• **What you should do**
Return the whole listing exactly as it stands.

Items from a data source
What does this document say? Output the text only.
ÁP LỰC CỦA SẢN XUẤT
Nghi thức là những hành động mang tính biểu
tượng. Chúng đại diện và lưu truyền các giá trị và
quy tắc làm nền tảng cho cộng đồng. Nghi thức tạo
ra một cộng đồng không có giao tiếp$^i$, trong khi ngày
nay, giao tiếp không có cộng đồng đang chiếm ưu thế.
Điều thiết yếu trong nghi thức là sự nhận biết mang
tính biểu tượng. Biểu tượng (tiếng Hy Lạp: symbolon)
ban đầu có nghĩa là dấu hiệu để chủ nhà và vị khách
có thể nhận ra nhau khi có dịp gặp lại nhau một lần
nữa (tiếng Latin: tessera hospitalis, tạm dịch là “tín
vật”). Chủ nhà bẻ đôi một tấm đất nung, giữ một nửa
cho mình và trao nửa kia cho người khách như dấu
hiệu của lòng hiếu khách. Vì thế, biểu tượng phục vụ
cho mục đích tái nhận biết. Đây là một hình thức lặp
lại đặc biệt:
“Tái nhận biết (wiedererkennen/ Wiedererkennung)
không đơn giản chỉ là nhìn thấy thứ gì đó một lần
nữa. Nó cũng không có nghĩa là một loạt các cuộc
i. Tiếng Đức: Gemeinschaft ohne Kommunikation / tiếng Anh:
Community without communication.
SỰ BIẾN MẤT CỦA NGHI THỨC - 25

• **Exercise solution**
What does this document say? Output the text only.
ÁP LỰC CỦA SẢN XUẤT
Nghi thức là những hành động mang tính biểu
tượng. Chúng đại diện và lưu truyền các giá trị và
quy tắc làm nền tảng cho cộng đồng. Nghi thức tạo
ra một cộng đồng không có giao tiếp$^i$, trong khi ngày
nay, giao tiếp không có cộng đồng đang chiếm ưu thế.
Điều thiết yếu trong nghi thức là sự nhận biết mang
tính biểu tượng. Biểu tượng (tiếng Hy Lạp: symbolon)
ban đầu có nghĩa là dấu hiệu để chủ nhà và vị khách
có thể nhận ra nhau khi có dịp gặp lại nhau một lần
nữa (tiếng Latin: tessera hospitalis, tạm dịch là “tín
vật”). Chủ nhà bẻ đôi một tấm đất nung, giữ một nửa
cho mình và trao nửa kia cho người khách như dấu
hiệu của lòng hiếu khách. Vì thế, biểu tượng phục vụ
cho mục đích tái nhận biết. Đây là một hình thức lặp
lại đặc biệt:
“Tái nhận biết (wiedererkennen/ Wiedererkennung)
không đơn giản chỉ là nhìn thấy thứ gì đó một lần
nữa. Nó cũng không có nghĩa là một loạt các cuộc
i. Tiếng Đức: Gemeinschaft ohne Kommunikation / tiếng Anh:
Community without communication.
SỰ BIẾN MẤT CỦA NGHI THỨC - 25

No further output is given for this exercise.